**Selected passage**:
Jim Bouton: A Life in Baseball
1:00-2:00 p.m., Saturday, July 1

  • Jim Bouton is a former major-league pitcher and the acclaimed author of Ball Four, which was honored by the New York Public Library as one of the greatest books of the 20th century. His provocative and insightful journal of the 1969 season with the expansion Seattle Pilots and Houston Astros was an instant best-seller, fundamentally changing the world of sports literature and journalism and providing a candid look at life in the big leagues. Before Ball Four, Jim helped lead the New York Yankees to three American League pennants and a World Series championship in 1962-64, winning 21 games in 1963 and being named to the AL All-Star team. In retirement, he went on to become a well-known TV analyst in the 1970s before making a brief comeback with the Atlanta Braves. He continued to write about and play competitive baseball into his 70s. He also was the co-inventor of “Big League Chew” bubble gum and helped form the Vintage Base Ball Federation.
  • Paula Kurman is the wife of Jim Bouton and a retired psychologist and professor.
  • Mark Armour is the founder and long-time (2002-2016) director of SABR's Baseball Biography Project. His biography of Jim Bouton and essay on Ball Four are published online at the BioProject website. Mark was the recipient of SABR's highest honor, the Bob Davids Award, in 2008 and the Henry Chadwick Award, honoring baseball's greatest researchers, in 2014. His book Joe Cronin: A Life in Baseball was a finalist for the prestigious Seymour Medal in 2011, as was In Pursuit of Pennants, which he co-wrote with Dan Levitt in 2015.

**Recorded information**:

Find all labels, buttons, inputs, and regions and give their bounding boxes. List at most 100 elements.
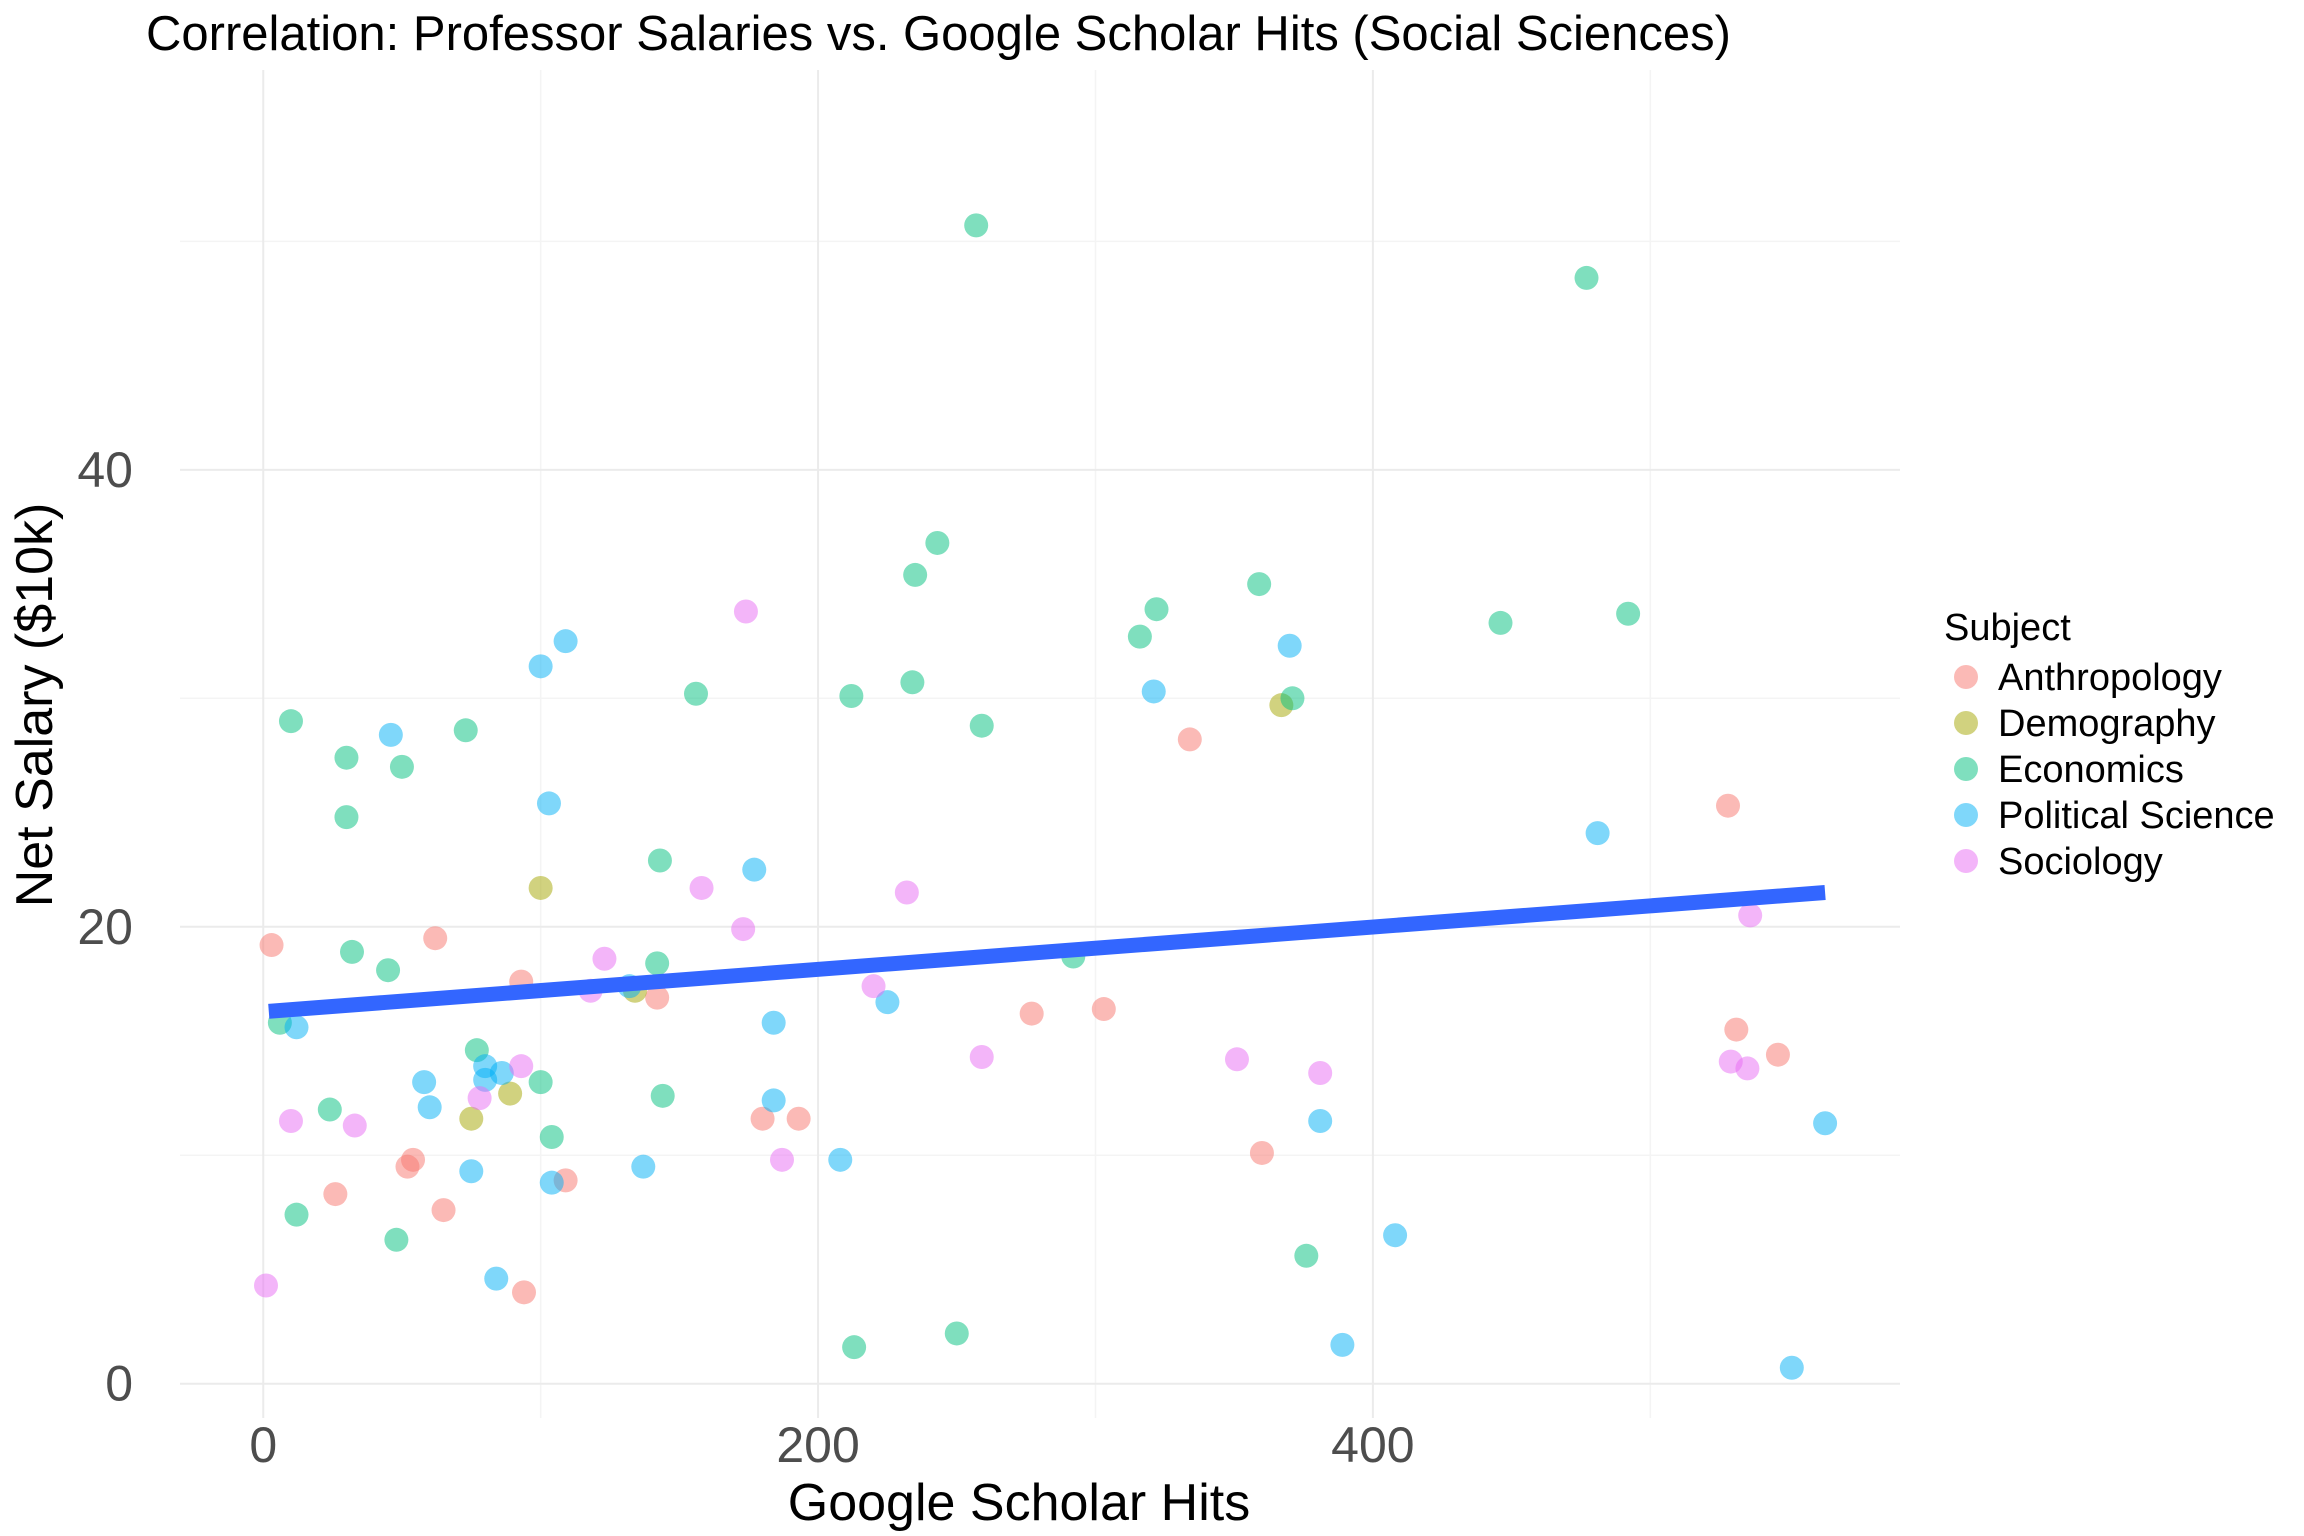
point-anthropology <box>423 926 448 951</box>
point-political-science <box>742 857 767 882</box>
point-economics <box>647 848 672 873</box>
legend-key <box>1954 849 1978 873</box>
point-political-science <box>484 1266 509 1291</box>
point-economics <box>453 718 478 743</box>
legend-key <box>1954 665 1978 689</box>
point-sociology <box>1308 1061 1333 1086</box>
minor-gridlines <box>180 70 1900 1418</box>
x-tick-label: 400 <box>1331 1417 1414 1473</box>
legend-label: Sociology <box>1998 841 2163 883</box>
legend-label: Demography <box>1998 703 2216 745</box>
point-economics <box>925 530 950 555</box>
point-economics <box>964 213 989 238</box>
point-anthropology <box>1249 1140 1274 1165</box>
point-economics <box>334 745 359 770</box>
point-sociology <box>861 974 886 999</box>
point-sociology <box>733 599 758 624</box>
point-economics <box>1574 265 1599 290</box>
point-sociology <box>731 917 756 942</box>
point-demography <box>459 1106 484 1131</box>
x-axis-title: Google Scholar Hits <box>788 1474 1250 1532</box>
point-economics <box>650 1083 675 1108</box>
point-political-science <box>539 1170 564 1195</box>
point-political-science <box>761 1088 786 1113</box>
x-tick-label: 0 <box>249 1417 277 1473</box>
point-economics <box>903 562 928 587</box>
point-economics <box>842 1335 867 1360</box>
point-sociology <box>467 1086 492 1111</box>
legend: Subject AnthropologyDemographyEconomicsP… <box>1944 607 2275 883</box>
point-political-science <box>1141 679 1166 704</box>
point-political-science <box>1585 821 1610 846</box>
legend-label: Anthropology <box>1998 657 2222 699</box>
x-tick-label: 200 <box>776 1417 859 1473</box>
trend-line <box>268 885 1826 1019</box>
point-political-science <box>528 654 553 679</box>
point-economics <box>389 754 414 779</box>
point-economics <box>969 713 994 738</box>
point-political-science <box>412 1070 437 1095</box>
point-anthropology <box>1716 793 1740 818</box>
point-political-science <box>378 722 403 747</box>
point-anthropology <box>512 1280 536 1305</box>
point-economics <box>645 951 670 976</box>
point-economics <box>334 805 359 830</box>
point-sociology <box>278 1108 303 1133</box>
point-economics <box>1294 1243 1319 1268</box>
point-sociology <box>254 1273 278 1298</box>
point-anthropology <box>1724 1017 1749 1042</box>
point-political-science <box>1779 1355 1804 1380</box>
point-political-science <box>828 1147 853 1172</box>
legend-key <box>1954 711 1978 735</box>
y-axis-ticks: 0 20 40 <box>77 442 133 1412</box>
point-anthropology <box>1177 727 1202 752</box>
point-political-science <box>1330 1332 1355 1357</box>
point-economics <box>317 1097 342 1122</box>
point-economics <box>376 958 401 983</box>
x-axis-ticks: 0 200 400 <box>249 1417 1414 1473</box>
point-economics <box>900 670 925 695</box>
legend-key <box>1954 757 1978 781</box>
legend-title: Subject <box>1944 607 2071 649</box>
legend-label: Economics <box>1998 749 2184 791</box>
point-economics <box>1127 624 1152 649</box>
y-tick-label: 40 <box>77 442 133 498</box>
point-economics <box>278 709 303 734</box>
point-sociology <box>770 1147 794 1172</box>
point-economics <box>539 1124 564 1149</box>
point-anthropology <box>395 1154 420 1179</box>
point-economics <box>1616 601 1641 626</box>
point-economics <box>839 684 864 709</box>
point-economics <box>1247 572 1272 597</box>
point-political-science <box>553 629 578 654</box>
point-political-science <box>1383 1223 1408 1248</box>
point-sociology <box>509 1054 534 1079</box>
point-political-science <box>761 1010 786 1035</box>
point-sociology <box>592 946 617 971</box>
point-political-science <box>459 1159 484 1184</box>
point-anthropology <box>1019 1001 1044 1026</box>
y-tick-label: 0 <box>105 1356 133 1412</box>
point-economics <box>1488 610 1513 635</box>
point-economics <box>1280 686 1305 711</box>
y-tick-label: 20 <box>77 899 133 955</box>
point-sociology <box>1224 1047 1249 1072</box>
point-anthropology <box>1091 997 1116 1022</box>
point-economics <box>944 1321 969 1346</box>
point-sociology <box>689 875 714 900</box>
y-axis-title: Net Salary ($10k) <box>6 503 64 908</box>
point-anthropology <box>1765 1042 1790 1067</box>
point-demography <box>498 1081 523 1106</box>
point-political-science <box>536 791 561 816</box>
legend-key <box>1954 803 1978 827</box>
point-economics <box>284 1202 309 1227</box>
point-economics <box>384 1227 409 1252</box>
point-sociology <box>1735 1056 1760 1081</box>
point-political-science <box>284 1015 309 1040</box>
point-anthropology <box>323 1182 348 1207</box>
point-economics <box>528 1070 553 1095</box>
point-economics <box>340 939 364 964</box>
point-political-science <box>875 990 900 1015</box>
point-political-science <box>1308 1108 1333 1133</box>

---

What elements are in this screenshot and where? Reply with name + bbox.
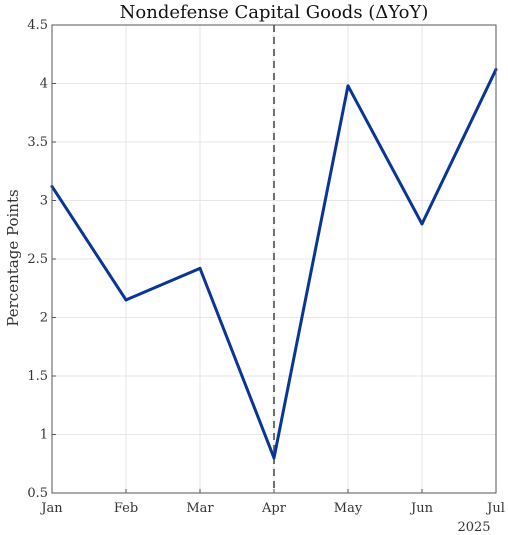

--

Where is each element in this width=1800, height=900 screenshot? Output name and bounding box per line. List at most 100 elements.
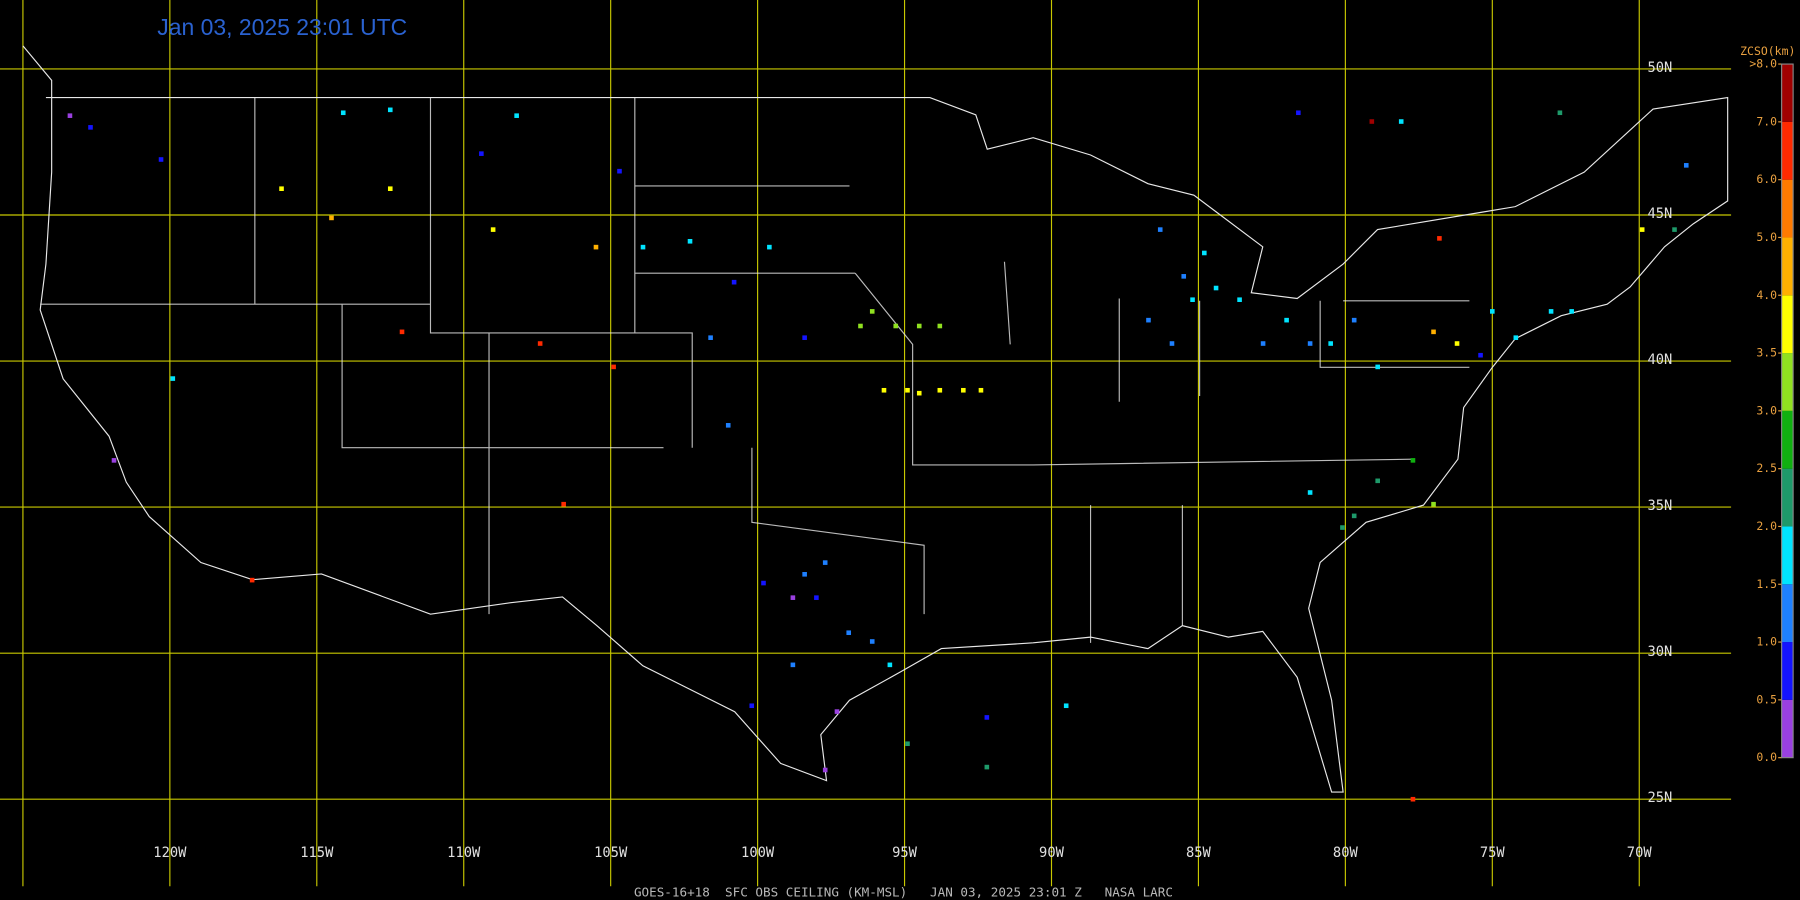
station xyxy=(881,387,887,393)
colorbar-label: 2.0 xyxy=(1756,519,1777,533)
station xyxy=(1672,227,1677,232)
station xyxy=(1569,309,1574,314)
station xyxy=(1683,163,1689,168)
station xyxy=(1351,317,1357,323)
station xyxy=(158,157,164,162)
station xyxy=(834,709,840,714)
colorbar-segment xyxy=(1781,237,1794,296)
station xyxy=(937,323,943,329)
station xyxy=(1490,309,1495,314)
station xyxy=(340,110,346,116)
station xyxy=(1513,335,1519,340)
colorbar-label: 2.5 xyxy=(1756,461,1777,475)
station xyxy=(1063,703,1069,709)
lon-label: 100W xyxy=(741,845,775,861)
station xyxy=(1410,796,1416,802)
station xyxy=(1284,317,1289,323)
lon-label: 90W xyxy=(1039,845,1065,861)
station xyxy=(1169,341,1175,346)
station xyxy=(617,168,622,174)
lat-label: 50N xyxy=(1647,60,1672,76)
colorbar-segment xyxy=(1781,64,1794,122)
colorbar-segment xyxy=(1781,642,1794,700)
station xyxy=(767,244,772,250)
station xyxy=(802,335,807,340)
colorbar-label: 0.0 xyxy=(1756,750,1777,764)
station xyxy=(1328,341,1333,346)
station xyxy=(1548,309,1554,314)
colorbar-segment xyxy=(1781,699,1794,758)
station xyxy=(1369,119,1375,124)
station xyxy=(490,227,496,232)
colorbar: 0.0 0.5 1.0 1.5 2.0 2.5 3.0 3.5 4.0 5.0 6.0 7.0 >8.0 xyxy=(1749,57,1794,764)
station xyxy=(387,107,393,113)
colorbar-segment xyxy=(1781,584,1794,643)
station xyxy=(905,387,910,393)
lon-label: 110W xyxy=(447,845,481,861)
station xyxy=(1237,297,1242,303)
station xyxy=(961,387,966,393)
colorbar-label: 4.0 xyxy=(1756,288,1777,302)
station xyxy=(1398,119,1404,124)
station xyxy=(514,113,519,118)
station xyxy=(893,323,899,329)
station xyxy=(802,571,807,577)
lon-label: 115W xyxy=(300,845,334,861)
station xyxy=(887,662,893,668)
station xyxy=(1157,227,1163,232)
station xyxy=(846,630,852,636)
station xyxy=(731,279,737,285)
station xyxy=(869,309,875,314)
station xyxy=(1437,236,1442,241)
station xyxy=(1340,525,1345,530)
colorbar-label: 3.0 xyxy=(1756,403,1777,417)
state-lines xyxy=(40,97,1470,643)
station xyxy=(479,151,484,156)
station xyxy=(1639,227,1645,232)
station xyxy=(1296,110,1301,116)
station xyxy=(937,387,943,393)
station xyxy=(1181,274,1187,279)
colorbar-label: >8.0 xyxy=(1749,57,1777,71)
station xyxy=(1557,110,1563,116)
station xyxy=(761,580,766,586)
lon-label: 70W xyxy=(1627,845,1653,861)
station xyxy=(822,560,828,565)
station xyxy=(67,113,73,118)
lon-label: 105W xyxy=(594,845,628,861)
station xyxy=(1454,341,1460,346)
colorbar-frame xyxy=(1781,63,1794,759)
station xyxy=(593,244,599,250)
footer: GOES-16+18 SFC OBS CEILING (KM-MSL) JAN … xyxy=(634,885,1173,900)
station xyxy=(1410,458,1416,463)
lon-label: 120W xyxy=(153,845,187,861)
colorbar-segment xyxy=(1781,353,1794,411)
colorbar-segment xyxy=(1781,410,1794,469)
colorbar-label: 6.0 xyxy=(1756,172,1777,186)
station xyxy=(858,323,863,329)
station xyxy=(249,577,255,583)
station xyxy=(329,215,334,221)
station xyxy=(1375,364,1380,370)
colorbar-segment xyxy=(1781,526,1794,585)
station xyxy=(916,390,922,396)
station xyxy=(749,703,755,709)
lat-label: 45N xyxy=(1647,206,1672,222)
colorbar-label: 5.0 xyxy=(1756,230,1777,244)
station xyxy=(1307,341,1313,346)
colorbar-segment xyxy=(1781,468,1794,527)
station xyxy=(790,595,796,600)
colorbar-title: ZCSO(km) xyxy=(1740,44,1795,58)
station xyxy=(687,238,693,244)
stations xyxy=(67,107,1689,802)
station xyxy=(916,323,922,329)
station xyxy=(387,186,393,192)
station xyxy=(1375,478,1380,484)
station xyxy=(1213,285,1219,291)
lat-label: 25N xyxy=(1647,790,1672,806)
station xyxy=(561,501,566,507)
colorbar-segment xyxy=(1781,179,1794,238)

**Job 1**:
Answer these questions using the Jim Bouton event notice.
(a) How many games did Jim Bouton win in 1963?
(b) What two professions is Paula Kurman described as having retired from?
(c) In what year did Mark Armour receive the Bob Davids Award?
**Job 2**:
Rewrite the entries starting with the line with "Find all labels, buttons, inputs, and" and going on through the line with "x-tick-label: 400 <box>1331", swapping "point-economics" for "point-econ" and changing nothing else. Omit the pictures.

**Exercise solution 1**:
(a) 21
(b) Psychologist and professor
(c) 2008

**Exercise solution 2**:
Find all labels, buttons, inputs, and regions and give their bounding boxes. List at most 100 elements.
point-anthropology <box>423 926 448 951</box>
point-political-science <box>742 857 767 882</box>
point-econ <box>647 848 672 873</box>
legend-key <box>1954 849 1978 873</box>
point-political-science <box>484 1266 509 1291</box>
point-econ <box>453 718 478 743</box>
legend-key <box>1954 665 1978 689</box>
point-sociology <box>1308 1061 1333 1086</box>
minor-gridlines <box>180 70 1900 1418</box>
x-tick-label: 400 <box>1331 1417 1414 1473</box>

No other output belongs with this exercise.